*What the task asks:* Copy every entry precisely.

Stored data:
## start
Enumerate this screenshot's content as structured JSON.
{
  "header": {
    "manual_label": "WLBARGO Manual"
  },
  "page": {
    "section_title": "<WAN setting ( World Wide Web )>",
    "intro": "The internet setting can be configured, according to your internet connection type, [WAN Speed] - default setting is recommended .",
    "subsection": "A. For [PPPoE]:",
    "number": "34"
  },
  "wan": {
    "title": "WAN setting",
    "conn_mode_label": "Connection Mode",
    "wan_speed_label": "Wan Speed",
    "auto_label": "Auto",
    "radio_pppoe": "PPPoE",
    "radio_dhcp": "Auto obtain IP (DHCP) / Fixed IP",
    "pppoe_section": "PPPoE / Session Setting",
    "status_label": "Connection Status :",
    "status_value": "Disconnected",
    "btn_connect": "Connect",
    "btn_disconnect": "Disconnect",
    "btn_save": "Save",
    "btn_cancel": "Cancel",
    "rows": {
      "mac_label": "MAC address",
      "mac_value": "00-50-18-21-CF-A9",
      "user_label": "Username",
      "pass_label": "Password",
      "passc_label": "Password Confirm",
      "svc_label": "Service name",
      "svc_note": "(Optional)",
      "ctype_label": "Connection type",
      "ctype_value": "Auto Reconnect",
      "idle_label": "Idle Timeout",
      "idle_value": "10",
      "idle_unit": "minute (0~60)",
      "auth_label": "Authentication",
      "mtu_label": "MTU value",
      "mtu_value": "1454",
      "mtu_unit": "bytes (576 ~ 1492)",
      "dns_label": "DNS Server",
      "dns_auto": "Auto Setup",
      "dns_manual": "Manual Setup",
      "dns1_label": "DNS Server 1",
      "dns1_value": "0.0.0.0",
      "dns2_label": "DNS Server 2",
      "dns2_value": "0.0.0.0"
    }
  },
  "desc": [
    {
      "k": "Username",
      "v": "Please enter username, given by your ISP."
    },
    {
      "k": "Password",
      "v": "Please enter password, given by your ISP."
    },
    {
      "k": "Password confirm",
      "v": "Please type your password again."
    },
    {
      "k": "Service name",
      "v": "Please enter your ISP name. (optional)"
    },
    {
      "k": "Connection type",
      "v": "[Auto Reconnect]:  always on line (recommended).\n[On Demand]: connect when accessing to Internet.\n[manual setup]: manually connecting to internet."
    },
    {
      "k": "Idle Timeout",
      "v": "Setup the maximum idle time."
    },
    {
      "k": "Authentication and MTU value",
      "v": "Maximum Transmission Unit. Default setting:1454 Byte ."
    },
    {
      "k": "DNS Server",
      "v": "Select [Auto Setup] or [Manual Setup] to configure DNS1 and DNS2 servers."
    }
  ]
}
## end
*Written answer:*
Enumerate this screenshot's content as structured JSON.
{
  "header": {
    "manual_label": "WLBARGO Manual"
  },
  "page": {
    "section_title": "<WAN setting ( World Wide Web )>",
    "intro": "The internet setting can be configured, according to your internet connection type, [WAN Speed] - default setting is recommended .",
    "subsection": "A. For [PPPoE]:",
    "number": "34"
  },
  "wan": {
    "title": "WAN setting",
    "conn_mode_label": "Connection Mode",
    "wan_speed_label": "Wan Speed",
    "auto_label": "Auto",
    "radio_pppoe": "PPPoE",
    "radio_dhcp": "Auto obtain IP (DHCP) / Fixed IP",
    "pppoe_section": "PPPoE / Session Setting",
    "status_label": "Connection Status :",
    "status_value": "Disconnected",
    "btn_connect": "Connect",
    "btn_disconnect": "Disconnect",
    "btn_save": "Save",
    "btn_cancel": "Cancel",
    "rows": {
      "mac_label": "MAC address",
      "mac_value": "00-50-18-21-CF-A9",
      "user_label": "Username",
      "pass_label": "Password",
      "passc_label": "Password Confirm",
      "svc_label": "Service name",
      "svc_note": "(Optional)",
      "ctype_label": "Connection type",
      "ctype_value": "Auto Reconnect",
      "idle_label": "Idle Timeout",
      "idle_value": "10",
      "idle_unit": "minute (0~60)",
      "auth_label": "Authentication",
      "mtu_label": "MTU value",
      "mtu_value": "1454",
      "mtu_unit": "bytes (576 ~ 1492)",
      "dns_label": "DNS Server",
      "dns_auto": "Auto Setup",
      "dns_manual": "Manual Setup",
      "dns1_label": "DNS Server 1",
      "dns1_value": "0.0.0.0",
      "dns2_label": "DNS Server 2",
      "dns2_value": "0.0.0.0"
    }
  },
  "desc": [
    {
      "k": "Username",
      "v": "Please enter username, given by your ISP."
    },
    {
      "k": "Password",
      "v": "Please enter password, given by your ISP."
    },
    {
      "k": "Password confirm",
      "v": "Please type your password again."
    },
    {
      "k": "Service name",
      "v": "Please enter your ISP name. (optional)"
    },
    {
      "k": "Connection type",
      "v": "[Auto Reconnect]:  always on line (recommended).\n[On Demand]: connect when accessing to Internet.\n[manual setup]: manually connecting to internet."
    },
    {
      "k": "Idle Timeout",
      "v": "Setup the maximum idle time."
    },
    {
      "k": "Authentication and MTU value",
      "v": "Maximum Transmission Unit. Default setting:1454 Byte ."
    },
    {
      "k": "DNS Server",
      "v": "Select [Auto Setup] or [Manual Setup] to configure DNS1 and DNS2 servers."
    }
  ]
}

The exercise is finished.